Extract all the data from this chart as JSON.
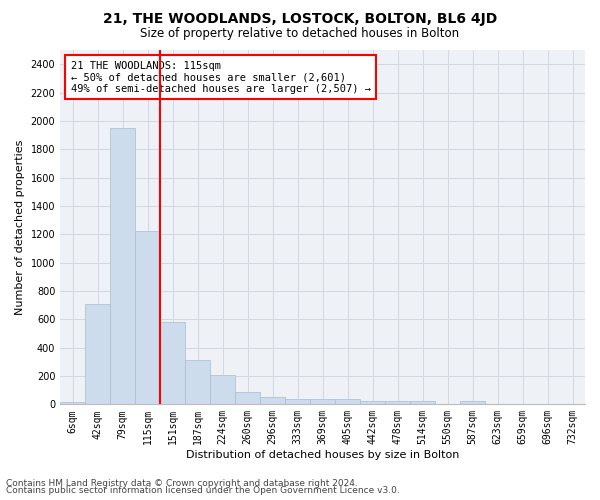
{
  "title": "21, THE WOODLANDS, LOSTOCK, BOLTON, BL6 4JD",
  "subtitle": "Size of property relative to detached houses in Bolton",
  "xlabel": "Distribution of detached houses by size in Bolton",
  "ylabel": "Number of detached properties",
  "categories": [
    "6sqm",
    "42sqm",
    "79sqm",
    "115sqm",
    "151sqm",
    "187sqm",
    "224sqm",
    "260sqm",
    "296sqm",
    "333sqm",
    "369sqm",
    "405sqm",
    "442sqm",
    "478sqm",
    "514sqm",
    "550sqm",
    "587sqm",
    "623sqm",
    "659sqm",
    "696sqm",
    "732sqm"
  ],
  "values": [
    15,
    710,
    1950,
    1220,
    580,
    310,
    205,
    85,
    50,
    40,
    35,
    35,
    25,
    20,
    20,
    5,
    25,
    2,
    2,
    2,
    2
  ],
  "bar_color": "#ccdcec",
  "bar_edge_color": "#aabccc",
  "red_line_x": 3.5,
  "ylim": [
    0,
    2500
  ],
  "yticks": [
    0,
    200,
    400,
    600,
    800,
    1000,
    1200,
    1400,
    1600,
    1800,
    2000,
    2200,
    2400
  ],
  "annotation_title": "21 THE WOODLANDS: 115sqm",
  "annotation_line1": "← 50% of detached houses are smaller (2,601)",
  "annotation_line2": "49% of semi-detached houses are larger (2,507) →",
  "footer1": "Contains HM Land Registry data © Crown copyright and database right 2024.",
  "footer2": "Contains public sector information licensed under the Open Government Licence v3.0.",
  "bg_color": "#eef2f7",
  "grid_color": "#d0d8e4",
  "title_fontsize": 10,
  "subtitle_fontsize": 8.5,
  "ylabel_fontsize": 8,
  "xlabel_fontsize": 8,
  "tick_fontsize": 7,
  "annotation_fontsize": 7.5,
  "footer_fontsize": 6.5
}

────────────────

[Goal]: Count the lines of the material that include the word "data", then report only the total.

[Written reply]: 2